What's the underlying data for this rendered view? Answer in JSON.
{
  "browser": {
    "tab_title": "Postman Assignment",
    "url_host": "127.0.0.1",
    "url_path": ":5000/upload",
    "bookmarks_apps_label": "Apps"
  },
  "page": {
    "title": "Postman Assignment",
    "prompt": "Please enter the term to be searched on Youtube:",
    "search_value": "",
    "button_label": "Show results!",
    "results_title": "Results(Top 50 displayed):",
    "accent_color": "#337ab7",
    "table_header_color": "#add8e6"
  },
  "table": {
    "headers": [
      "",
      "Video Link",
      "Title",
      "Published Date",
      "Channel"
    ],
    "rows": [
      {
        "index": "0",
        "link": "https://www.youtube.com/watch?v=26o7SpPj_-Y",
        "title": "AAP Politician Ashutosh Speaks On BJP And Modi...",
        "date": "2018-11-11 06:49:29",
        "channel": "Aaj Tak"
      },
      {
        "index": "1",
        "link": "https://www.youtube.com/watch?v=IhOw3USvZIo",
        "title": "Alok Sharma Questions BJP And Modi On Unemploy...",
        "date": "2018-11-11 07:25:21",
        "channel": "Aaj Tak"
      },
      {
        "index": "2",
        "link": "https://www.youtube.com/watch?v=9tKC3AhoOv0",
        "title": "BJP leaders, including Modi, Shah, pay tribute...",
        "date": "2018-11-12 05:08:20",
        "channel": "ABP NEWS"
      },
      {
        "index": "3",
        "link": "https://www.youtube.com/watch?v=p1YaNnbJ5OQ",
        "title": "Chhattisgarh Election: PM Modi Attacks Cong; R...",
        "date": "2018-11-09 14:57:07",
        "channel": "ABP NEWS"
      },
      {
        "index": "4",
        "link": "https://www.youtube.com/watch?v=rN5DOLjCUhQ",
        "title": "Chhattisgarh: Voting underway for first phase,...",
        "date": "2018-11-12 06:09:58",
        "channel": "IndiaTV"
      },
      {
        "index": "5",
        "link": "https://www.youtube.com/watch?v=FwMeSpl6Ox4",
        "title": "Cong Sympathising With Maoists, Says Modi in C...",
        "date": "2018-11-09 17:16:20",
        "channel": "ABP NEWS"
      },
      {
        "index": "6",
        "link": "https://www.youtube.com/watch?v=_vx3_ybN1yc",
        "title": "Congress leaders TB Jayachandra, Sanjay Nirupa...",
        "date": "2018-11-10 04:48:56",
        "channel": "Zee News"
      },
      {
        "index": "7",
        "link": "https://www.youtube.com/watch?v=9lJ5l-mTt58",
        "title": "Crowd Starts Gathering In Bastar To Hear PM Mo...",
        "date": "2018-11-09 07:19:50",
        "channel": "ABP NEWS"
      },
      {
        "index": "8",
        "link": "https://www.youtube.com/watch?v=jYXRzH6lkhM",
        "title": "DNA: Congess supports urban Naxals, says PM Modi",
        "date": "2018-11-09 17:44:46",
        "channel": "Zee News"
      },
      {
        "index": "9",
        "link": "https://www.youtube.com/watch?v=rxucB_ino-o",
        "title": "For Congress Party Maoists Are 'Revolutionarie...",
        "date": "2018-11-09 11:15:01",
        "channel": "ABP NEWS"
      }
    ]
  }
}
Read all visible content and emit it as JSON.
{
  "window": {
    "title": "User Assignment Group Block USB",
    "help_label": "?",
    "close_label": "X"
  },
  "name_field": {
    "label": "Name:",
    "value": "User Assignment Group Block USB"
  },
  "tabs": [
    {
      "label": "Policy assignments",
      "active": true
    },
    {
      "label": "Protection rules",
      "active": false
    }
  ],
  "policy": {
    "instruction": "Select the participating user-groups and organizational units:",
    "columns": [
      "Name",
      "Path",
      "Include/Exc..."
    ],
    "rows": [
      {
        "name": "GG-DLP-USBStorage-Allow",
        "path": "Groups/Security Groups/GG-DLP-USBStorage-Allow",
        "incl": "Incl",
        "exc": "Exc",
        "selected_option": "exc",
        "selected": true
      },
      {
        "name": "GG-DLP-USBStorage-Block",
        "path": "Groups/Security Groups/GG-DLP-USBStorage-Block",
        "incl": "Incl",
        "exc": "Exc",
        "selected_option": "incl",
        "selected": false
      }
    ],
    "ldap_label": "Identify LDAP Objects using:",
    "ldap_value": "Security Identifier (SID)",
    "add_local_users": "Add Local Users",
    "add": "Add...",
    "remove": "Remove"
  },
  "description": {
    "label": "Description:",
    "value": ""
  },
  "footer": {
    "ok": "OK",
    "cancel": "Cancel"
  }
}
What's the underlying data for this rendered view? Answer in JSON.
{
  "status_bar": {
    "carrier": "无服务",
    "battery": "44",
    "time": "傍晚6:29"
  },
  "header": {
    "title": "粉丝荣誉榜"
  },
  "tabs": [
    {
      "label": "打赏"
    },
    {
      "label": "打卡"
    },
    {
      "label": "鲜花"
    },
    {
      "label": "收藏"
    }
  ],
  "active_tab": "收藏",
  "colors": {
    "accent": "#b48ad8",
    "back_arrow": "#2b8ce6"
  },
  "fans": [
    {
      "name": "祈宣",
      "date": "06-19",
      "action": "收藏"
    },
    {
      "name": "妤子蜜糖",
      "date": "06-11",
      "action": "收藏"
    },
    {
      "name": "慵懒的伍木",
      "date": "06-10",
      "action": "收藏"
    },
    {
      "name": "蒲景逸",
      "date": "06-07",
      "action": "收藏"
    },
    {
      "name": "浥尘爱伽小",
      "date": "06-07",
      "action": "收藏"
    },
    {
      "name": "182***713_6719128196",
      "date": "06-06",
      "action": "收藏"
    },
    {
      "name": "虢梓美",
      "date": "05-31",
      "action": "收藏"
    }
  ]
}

### Written instruction
Show the lines of the data that hold the word "leaders".

### Output of the exercise
        "title": "BJP leaders, including Modi, Shah, pay tribute...",
        "title": "Congress leaders TB Jayachandra, Sanjay Nirupa...",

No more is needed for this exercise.